> TO BE DONE
Scan the listing that follows and report how many lines contain "type". Write the number alone.

> MATERIAL FOR THIS EXERCISE
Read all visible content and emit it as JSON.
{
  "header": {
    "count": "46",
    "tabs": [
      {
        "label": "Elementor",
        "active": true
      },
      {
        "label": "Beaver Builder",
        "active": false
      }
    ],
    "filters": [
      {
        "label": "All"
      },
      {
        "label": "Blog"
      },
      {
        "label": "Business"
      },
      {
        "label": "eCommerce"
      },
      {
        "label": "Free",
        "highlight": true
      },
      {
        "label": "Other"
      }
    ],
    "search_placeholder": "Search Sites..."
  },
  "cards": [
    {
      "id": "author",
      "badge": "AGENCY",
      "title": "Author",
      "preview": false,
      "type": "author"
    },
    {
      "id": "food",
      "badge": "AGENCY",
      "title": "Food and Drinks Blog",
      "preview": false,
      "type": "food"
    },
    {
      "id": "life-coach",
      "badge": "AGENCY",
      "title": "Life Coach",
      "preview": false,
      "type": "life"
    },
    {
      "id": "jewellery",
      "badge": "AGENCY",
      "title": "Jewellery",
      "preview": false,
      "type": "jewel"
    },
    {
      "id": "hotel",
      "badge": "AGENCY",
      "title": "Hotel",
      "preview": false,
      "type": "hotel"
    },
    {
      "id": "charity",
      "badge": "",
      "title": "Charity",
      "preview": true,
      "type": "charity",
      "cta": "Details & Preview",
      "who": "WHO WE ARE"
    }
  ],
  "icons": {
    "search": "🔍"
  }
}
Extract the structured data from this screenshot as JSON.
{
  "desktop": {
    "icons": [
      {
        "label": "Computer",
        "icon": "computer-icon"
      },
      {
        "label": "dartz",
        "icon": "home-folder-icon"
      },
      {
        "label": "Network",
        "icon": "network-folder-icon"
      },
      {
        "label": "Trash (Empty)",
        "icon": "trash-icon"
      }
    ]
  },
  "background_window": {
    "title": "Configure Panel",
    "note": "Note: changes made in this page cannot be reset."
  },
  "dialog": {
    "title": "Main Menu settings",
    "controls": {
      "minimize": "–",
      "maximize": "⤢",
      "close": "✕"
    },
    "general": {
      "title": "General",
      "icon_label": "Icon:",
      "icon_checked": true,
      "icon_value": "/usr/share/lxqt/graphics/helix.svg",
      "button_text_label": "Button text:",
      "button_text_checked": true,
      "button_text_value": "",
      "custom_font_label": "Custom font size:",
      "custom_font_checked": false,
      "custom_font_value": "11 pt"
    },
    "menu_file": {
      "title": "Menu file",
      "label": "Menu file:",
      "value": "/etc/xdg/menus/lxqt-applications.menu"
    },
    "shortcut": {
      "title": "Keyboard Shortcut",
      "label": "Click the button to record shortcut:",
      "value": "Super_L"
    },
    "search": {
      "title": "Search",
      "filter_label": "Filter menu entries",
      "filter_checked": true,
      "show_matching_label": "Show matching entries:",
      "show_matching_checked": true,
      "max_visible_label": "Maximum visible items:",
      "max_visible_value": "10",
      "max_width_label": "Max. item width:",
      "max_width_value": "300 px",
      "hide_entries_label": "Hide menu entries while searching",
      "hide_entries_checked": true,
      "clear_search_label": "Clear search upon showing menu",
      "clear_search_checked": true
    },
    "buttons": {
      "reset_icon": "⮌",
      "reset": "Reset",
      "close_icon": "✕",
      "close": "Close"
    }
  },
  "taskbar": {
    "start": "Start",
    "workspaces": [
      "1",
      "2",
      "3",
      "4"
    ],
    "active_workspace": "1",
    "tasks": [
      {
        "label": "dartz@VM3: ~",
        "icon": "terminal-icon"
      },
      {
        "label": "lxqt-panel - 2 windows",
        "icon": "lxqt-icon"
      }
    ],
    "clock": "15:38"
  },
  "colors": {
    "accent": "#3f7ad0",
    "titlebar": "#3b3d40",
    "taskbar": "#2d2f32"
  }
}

> ANSWER FOR THE TASK
6